__Consignes de l'exercice__:
Répondez, s'il vous plaît, à ces questions sur le récit de voyage au Laos :
1. À quelle vitesse roule le taxi, et pour quelle raison ?
2. Quels animaux picorent sur le raidillon au bout de la piste de Louang Prabang ?
3. Où dînent les gens qui habitent la maison sur pilotis proche de l'hôtel ?

__Passage du document__:
========
Départ pour Vientiane. Avant de décoller, une épaisse fumée blanche flotte à l’intérieur de l’appareil. Inévitablement, on se pose des questions ! Mais les Laotiens qui voyagent avec nous demeurent calmes et ne manifestent aucune inquiétude…
Notre taxi étant dépourvu de freins nous roulons à trente à l’heure.
Nous passons à l’Alliance française. Sur les rayons de la bibliothèque de vieux rossignols défraîchis. Une exposition de photographies de personnes ayant choisi la France comme terre d’accueil. Les textes qui les accompagnent sont criblés de fautes. Ce manque de rigueur en un lieu où notre langue devrait être mieux traitée, m’a attristé.
Court voyage en avion pour Louang Prabang. La beauté des paysages que nous survolons. D’étroites et nombreuses terrasses épousant les courbes des collines sur lesquelles on cultive le riz. La terre ocre foncé et les rizières d’un vert intense. La piste où l’avion se pose est un champ boueux et plus ou moins plat. C’est la mousson, et à notre descente d’avion, en bout de piste, nous devons louvoyer entre les flaques, puis gravir un court raidillon herbu et glissant où picorent des poules et des canards. Un hôtel sur la colline où nous dominons la petite ville. La nuit, réveillé par le bruit de la pluie qui tombe en cataractes. Le matin, le ciel est en partie dégagé.
La beauté des Laotiens. Leurs sourires. Leur grâce. En fin d’après-midi, en rentrant à l’hôtel, des gens qui habitent une maison sur pilotis toute proche et qui dînent sur le trottoir, nous invitent à rester un moment auprès d’eux.
À l’hôtel, des hommes d’affaires japonais suffisants et détestables qui viennent mettre la main sur le pays.
========
[Éléments conservés d'une collection]
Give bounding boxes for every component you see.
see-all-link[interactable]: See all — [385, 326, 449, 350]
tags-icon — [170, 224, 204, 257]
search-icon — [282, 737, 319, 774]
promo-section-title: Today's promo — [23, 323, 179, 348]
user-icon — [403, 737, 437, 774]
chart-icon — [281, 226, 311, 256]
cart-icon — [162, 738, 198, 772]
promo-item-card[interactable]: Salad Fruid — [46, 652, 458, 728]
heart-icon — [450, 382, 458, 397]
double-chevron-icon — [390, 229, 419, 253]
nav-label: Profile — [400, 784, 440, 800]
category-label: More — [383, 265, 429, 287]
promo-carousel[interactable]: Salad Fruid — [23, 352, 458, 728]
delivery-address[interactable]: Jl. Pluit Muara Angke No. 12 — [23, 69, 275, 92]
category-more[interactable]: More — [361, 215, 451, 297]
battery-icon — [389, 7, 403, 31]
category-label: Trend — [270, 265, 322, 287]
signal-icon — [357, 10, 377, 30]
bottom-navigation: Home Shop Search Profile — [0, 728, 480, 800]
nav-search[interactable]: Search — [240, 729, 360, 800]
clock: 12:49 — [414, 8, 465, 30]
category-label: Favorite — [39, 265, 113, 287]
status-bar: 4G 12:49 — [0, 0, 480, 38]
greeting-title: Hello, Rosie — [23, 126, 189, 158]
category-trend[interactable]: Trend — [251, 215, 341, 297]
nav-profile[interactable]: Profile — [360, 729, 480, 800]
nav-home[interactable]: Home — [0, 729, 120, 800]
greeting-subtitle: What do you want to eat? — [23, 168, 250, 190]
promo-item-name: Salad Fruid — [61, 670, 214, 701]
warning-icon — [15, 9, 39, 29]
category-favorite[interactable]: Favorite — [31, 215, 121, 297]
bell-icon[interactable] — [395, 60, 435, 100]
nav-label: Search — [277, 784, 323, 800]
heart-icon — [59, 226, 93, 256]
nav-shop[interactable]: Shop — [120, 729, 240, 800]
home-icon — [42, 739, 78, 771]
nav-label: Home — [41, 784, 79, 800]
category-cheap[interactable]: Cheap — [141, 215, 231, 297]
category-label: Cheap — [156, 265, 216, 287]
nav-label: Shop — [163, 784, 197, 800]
========
__Réponse__:
1. Le taxi roule à trente à l'heure, car il est dépourvu de freins.
2. Des poules et des canards.
3. Sur le trottoir.